◆ **Problem statement**
In the material below, find every line with "completed" and pull it out.

Collected data entries
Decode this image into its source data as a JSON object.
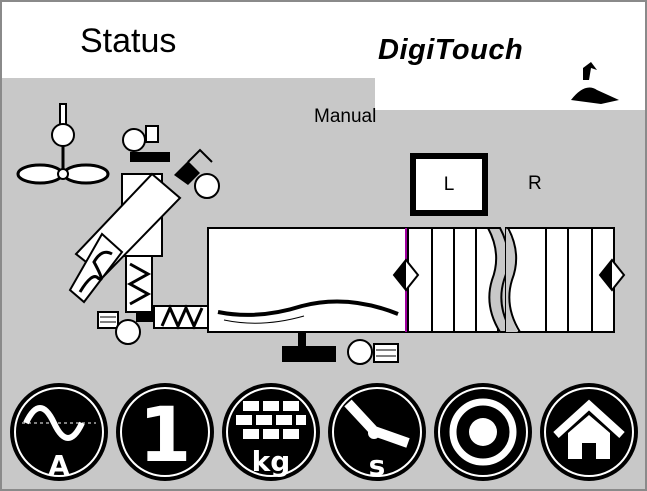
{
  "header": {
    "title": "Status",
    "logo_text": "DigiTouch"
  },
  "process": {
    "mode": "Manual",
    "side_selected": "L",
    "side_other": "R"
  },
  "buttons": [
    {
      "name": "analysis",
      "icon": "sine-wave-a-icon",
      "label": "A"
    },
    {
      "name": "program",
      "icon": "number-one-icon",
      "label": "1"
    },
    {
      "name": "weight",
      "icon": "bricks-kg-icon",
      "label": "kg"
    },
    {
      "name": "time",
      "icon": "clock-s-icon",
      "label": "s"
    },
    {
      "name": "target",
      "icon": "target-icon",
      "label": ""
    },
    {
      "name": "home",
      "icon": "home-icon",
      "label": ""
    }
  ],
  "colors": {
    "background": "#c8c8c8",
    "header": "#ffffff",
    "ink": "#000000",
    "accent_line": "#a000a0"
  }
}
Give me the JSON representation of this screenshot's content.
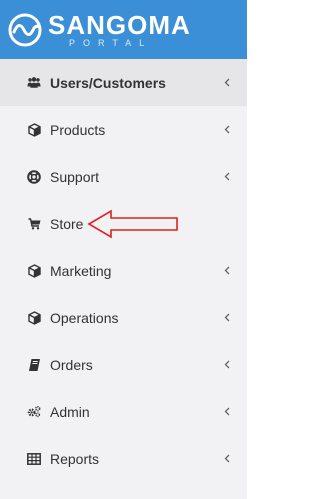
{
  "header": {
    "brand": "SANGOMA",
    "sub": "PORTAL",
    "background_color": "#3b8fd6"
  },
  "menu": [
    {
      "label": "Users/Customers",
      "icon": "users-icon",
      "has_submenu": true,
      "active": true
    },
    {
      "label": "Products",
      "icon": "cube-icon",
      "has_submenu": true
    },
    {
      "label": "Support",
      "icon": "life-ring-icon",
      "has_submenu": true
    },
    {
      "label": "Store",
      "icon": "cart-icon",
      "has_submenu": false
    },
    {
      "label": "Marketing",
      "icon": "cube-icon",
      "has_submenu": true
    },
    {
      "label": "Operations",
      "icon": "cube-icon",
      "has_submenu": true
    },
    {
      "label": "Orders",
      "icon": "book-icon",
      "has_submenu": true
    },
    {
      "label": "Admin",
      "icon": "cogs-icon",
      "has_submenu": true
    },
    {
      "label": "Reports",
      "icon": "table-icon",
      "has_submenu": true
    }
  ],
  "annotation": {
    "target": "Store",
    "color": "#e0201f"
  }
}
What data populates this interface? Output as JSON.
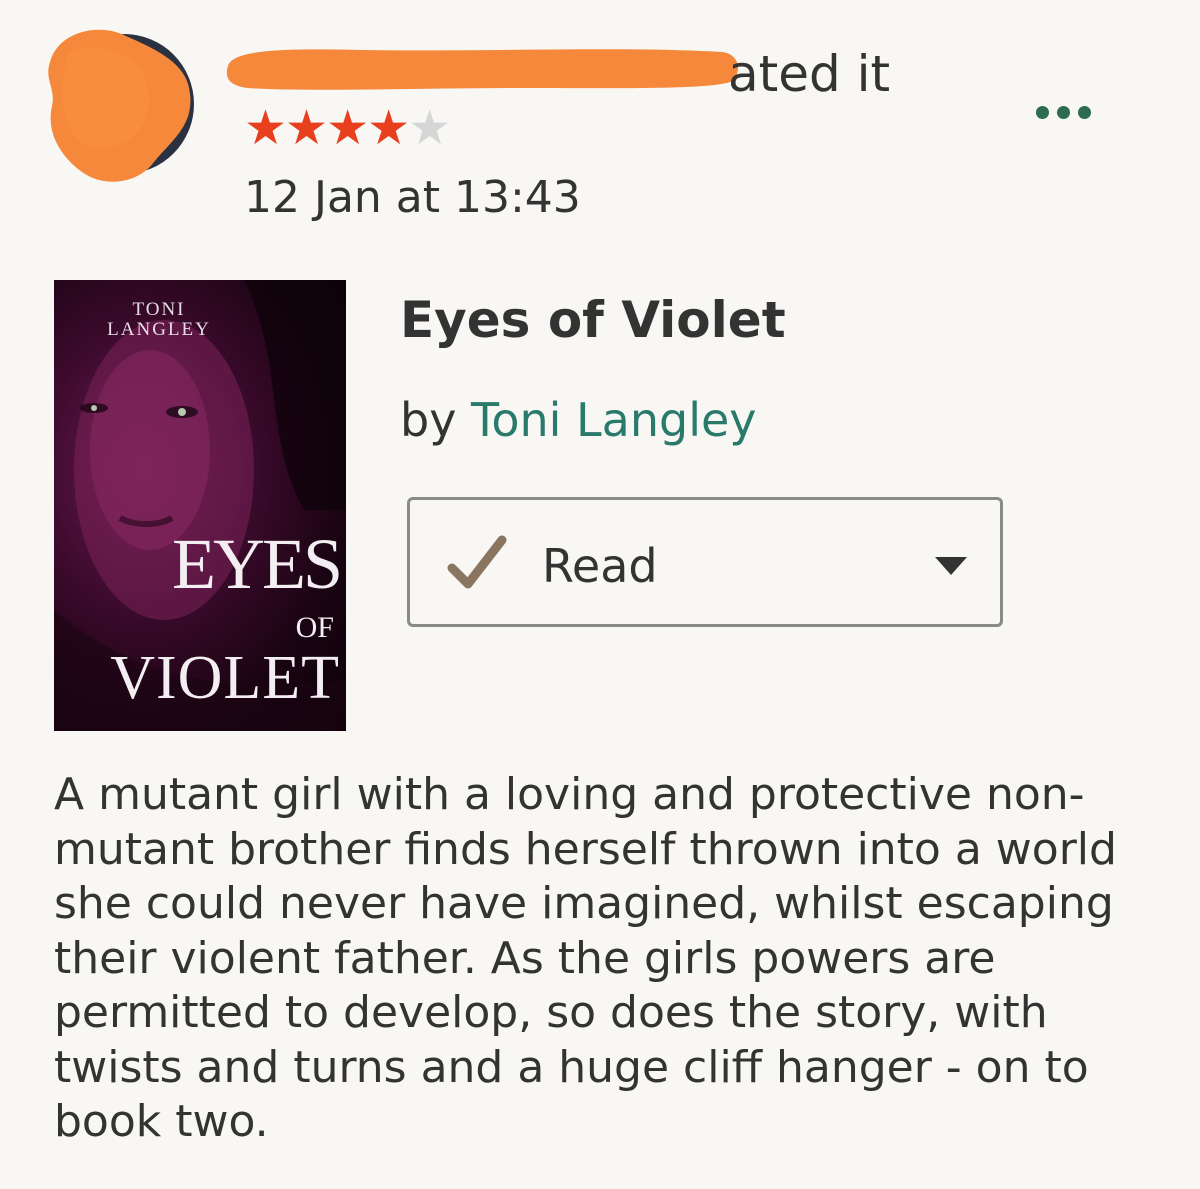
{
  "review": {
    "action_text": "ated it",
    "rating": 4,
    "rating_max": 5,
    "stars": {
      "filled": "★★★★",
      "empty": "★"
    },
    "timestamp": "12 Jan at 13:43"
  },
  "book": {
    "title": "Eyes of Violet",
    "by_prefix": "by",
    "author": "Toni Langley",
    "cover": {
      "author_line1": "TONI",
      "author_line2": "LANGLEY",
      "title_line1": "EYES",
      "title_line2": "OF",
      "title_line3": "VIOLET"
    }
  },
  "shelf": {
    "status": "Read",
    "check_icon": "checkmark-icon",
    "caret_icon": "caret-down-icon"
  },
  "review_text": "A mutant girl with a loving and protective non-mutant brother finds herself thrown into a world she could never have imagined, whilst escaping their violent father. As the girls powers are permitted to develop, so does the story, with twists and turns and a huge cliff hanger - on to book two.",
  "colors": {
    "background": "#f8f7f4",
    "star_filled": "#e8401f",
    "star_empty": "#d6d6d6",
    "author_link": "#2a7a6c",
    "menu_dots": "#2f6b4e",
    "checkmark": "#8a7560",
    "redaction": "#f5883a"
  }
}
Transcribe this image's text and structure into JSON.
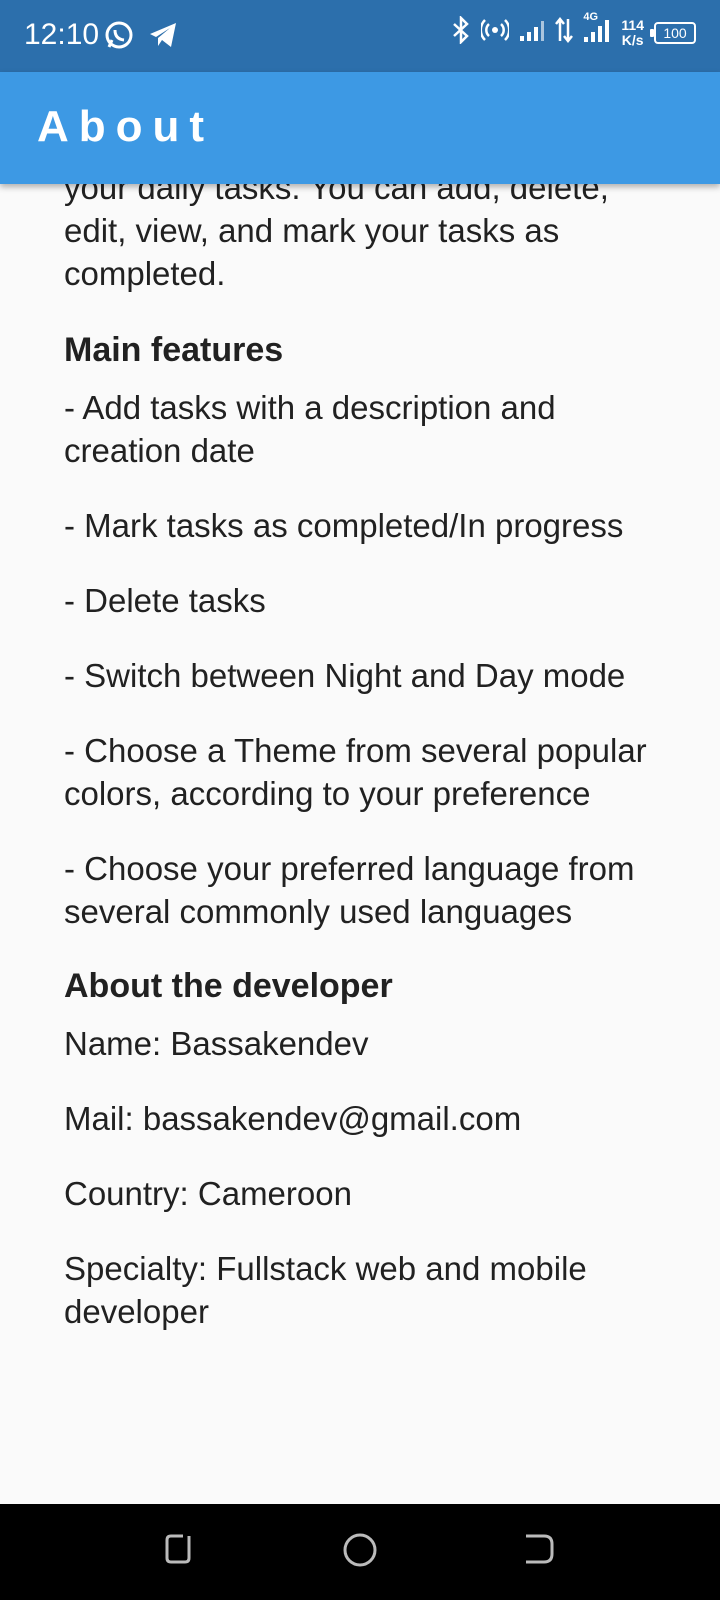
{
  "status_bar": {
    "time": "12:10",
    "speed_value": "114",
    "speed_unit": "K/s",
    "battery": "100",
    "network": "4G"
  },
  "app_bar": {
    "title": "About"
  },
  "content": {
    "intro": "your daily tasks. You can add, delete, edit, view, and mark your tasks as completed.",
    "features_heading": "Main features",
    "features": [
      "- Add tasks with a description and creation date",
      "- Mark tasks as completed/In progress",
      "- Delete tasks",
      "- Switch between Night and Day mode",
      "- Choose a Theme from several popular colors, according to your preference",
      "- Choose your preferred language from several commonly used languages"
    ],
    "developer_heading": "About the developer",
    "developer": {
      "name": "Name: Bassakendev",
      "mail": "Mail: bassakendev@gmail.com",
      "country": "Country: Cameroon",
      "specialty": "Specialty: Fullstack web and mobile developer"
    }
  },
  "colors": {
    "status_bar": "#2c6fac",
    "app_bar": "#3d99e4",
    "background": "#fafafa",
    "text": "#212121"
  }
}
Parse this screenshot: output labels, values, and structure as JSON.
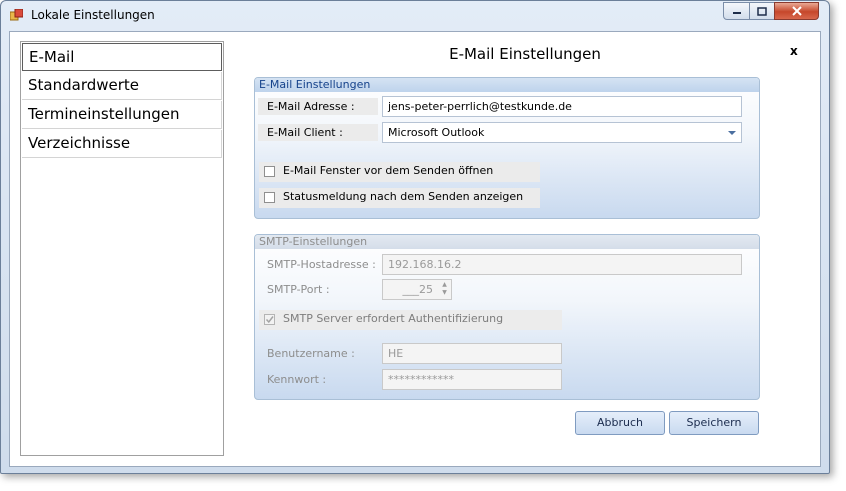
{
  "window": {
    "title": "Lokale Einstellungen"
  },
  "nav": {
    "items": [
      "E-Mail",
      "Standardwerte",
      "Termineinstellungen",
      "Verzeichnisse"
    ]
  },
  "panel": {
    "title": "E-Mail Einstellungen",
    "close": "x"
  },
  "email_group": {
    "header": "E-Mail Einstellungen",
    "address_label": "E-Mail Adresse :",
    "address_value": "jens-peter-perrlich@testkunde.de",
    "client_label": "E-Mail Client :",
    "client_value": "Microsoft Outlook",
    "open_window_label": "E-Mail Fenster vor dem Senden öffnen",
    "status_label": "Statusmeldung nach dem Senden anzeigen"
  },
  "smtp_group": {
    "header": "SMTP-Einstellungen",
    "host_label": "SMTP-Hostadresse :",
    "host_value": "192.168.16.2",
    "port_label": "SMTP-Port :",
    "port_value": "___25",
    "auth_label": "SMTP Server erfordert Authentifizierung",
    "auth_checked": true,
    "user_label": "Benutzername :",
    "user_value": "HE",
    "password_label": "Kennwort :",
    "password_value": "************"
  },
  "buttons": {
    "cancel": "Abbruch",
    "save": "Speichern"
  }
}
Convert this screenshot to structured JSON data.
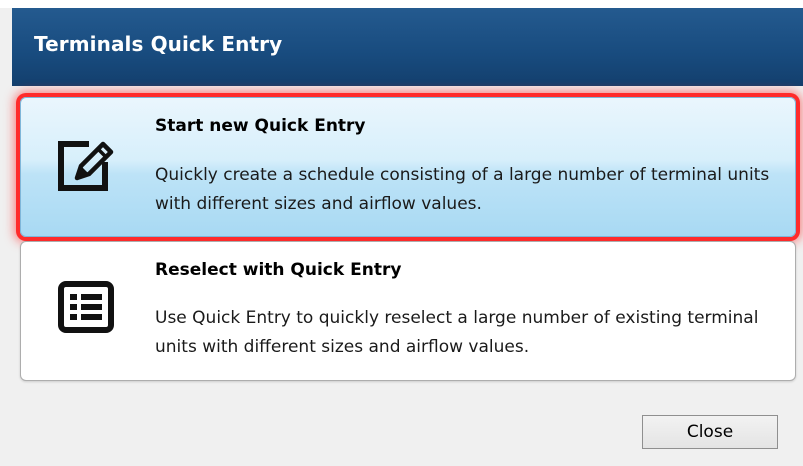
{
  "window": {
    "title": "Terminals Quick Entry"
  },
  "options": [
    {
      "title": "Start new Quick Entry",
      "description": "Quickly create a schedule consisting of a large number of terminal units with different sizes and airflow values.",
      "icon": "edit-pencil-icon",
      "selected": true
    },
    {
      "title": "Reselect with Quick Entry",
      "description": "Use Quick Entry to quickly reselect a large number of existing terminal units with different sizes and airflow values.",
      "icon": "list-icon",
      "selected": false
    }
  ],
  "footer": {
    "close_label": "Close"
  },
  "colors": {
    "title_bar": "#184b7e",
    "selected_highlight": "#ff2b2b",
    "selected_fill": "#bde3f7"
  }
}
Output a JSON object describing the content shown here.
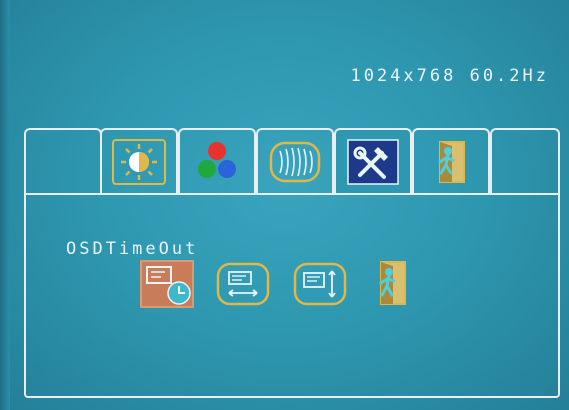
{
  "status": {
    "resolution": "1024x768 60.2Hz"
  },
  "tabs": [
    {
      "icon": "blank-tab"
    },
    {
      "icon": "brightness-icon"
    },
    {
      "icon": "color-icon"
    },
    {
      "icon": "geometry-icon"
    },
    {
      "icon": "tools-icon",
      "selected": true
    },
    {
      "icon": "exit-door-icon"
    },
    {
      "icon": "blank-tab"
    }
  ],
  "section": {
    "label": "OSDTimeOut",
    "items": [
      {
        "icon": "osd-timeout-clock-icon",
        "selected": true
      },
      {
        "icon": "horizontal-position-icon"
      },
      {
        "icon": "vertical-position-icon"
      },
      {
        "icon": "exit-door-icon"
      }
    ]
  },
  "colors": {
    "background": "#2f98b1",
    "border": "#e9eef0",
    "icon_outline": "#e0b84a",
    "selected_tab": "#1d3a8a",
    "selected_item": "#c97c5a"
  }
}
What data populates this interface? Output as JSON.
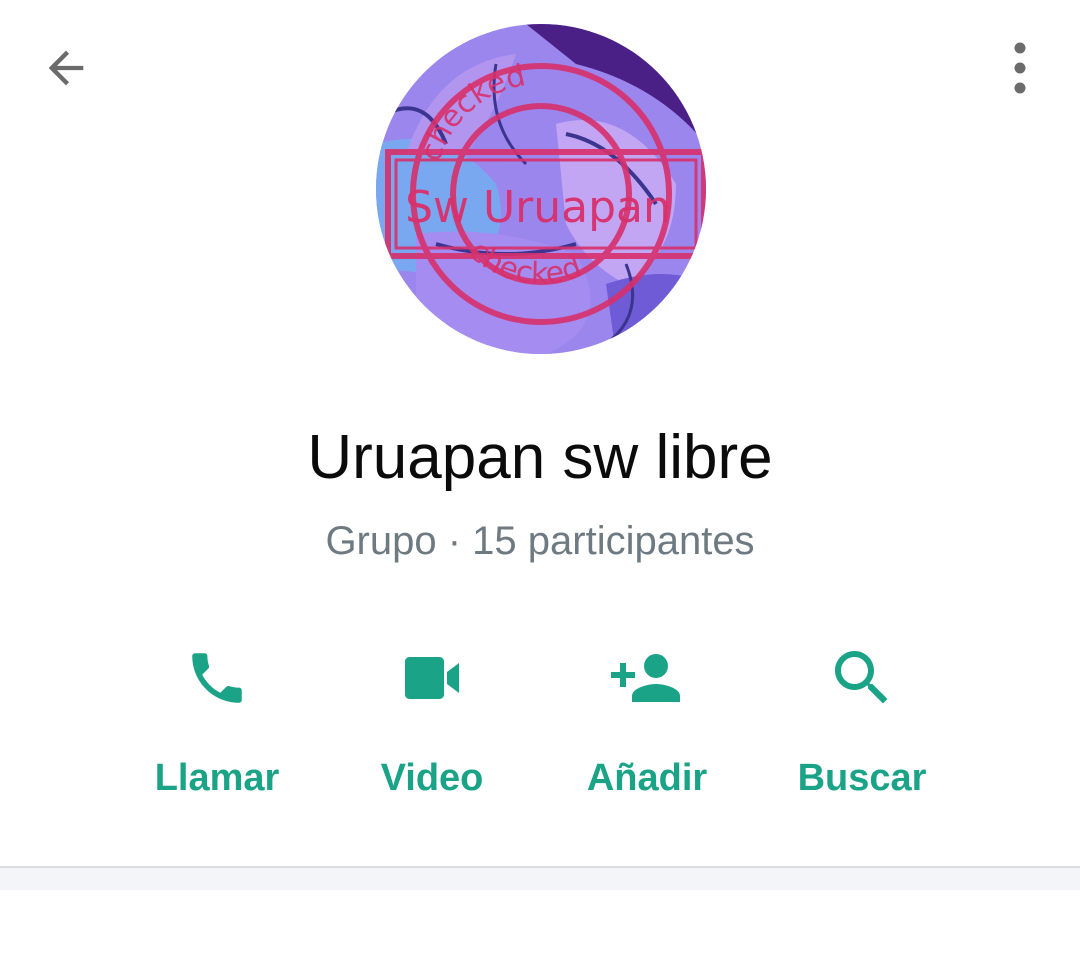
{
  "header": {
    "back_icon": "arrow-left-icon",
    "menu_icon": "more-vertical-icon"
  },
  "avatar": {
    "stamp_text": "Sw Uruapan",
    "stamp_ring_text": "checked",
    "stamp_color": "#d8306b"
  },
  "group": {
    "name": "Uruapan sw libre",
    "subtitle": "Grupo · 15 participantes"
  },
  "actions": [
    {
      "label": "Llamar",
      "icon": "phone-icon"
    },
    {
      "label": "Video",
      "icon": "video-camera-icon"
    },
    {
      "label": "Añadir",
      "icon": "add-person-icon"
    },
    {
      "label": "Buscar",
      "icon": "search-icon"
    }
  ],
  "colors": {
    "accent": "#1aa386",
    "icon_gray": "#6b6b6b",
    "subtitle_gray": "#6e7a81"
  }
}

◆ **Result of the exercise**
    "intro": "your daily tasks. You can add, delete, edit, view, and mark your tasks as completed.",
      "- Mark tasks as completed/In progress",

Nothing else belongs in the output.